## WORK TO DO
Return the records that follow unaltered. Omit every picture.

Records from a dataset
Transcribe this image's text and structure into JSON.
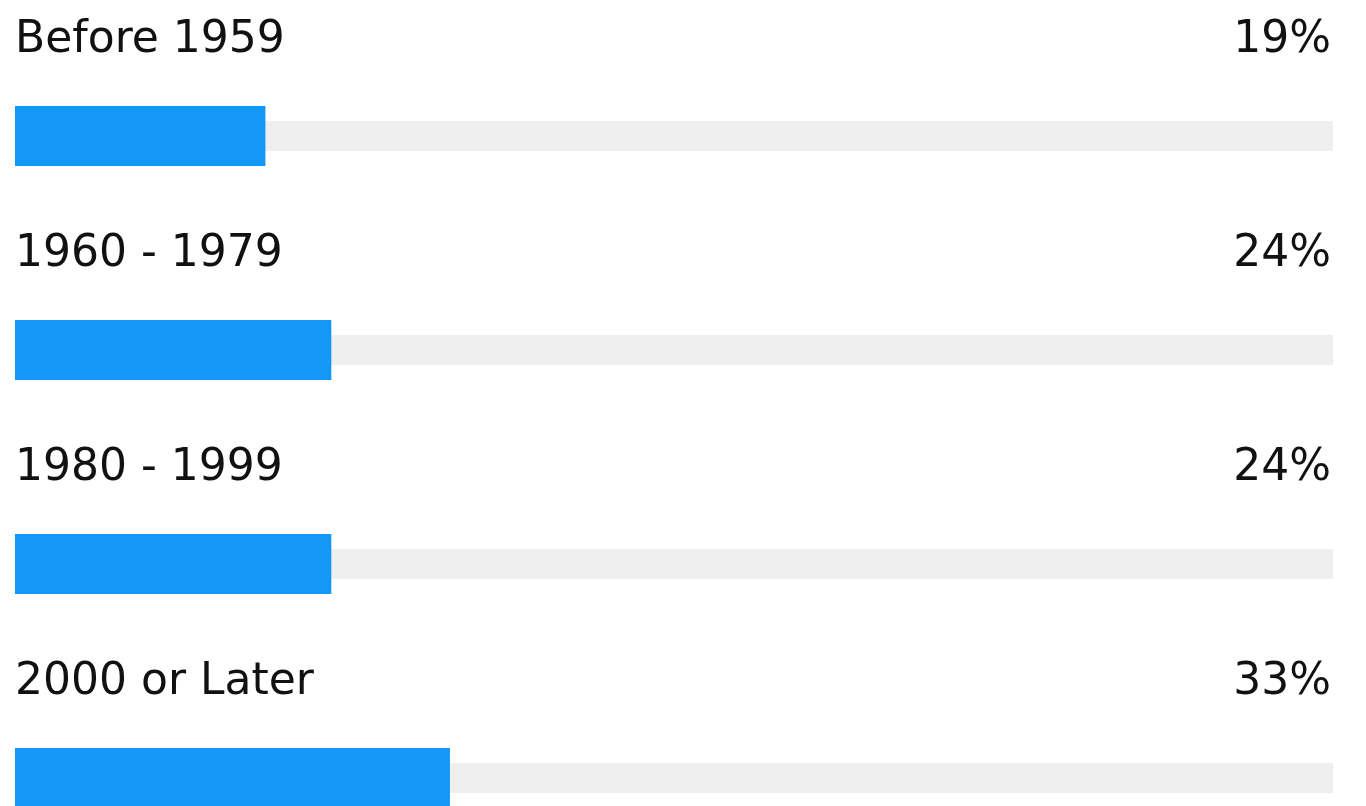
{
  "chart_data": {
    "type": "bar",
    "orientation": "horizontal",
    "categories": [
      "Before 1959",
      "1960 - 1979",
      "1980 - 1999",
      "2000 or Later"
    ],
    "values": [
      19,
      24,
      24,
      33
    ],
    "value_labels": [
      "19%",
      "24%",
      "24%",
      "33%"
    ],
    "color": "#1597f7",
    "xlim": [
      0,
      100
    ],
    "bands": [
      {
        "axis": "y",
        "from": "Before 1959",
        "to": "Before 1959",
        "color": "#efefef"
      },
      {
        "axis": "y",
        "from": "1960 - 1979",
        "to": "1960 - 1979",
        "color": "#efefef"
      },
      {
        "axis": "y",
        "from": "1980 - 1999",
        "to": "1980 - 1999",
        "color": "#efefef"
      },
      {
        "axis": "y",
        "from": "2000 or Later",
        "to": "2000 or Later",
        "color": "#efefef"
      }
    ]
  }
}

## PROBLEM SOLUTION
Transcribe this image's text and structure into JSON.
{
  "chart_data": {
    "type": "bar",
    "orientation": "horizontal",
    "categories": [
      "Before 1959",
      "1960 - 1979",
      "1980 - 1999",
      "2000 or Later"
    ],
    "values": [
      19,
      24,
      24,
      33
    ],
    "value_labels": [
      "19%",
      "24%",
      "24%",
      "33%"
    ],
    "color": "#1597f7",
    "xlim": [
      0,
      100
    ],
    "bands": [
      {
        "axis": "y",
        "from": "Before 1959",
        "to": "Before 1959",
        "color": "#efefef"
      },
      {
        "axis": "y",
        "from": "1960 - 1979",
        "to": "1960 - 1979",
        "color": "#efefef"
      },
      {
        "axis": "y",
        "from": "1980 - 1999",
        "to": "1980 - 1999",
        "color": "#efefef"
      },
      {
        "axis": "y",
        "from": "2000 or Later",
        "to": "2000 or Later",
        "color": "#efefef"
      }
    ]
  }
}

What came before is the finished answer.